INFORMATION GIVEN
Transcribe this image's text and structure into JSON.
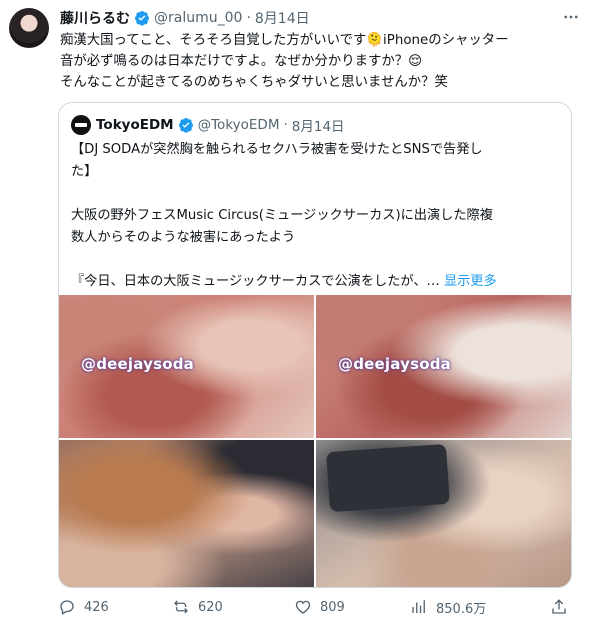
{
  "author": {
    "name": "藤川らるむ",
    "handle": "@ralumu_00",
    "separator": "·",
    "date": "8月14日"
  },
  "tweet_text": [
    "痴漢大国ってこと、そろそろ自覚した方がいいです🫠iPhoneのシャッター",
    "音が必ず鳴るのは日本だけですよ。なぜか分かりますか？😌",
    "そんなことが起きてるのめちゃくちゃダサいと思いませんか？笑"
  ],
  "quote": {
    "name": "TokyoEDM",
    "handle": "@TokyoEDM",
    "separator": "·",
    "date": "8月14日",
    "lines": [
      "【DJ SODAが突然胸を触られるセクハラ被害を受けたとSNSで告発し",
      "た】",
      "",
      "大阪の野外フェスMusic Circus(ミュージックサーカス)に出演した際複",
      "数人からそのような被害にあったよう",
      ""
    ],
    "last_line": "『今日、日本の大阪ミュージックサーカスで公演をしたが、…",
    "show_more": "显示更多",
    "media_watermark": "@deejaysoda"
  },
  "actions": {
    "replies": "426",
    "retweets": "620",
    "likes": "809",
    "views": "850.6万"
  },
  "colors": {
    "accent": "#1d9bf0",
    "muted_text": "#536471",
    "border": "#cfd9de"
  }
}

WORK TO COMPLETE
Transcribe the entries above verbatim, omitting their pictures.

RESULT BELOW
Transcribe this image's text and structure into JSON.
{
  "author": {
    "name": "藤川らるむ",
    "handle": "@ralumu_00",
    "separator": "·",
    "date": "8月14日"
  },
  "tweet_text": [
    "痴漢大国ってこと、そろそろ自覚した方がいいです🫠iPhoneのシャッター",
    "音が必ず鳴るのは日本だけですよ。なぜか分かりますか？😌",
    "そんなことが起きてるのめちゃくちゃダサいと思いませんか？笑"
  ],
  "quote": {
    "name": "TokyoEDM",
    "handle": "@TokyoEDM",
    "separator": "·",
    "date": "8月14日",
    "lines": [
      "【DJ SODAが突然胸を触られるセクハラ被害を受けたとSNSで告発し",
      "た】",
      "",
      "大阪の野外フェスMusic Circus(ミュージックサーカス)に出演した際複",
      "数人からそのような被害にあったよう",
      ""
    ],
    "last_line": "『今日、日本の大阪ミュージックサーカスで公演をしたが、…",
    "show_more": "显示更多",
    "media_watermark": "@deejaysoda"
  },
  "actions": {
    "replies": "426",
    "retweets": "620",
    "likes": "809",
    "views": "850.6万"
  },
  "colors": {
    "accent": "#1d9bf0",
    "muted_text": "#536471",
    "border": "#cfd9de"
  }
}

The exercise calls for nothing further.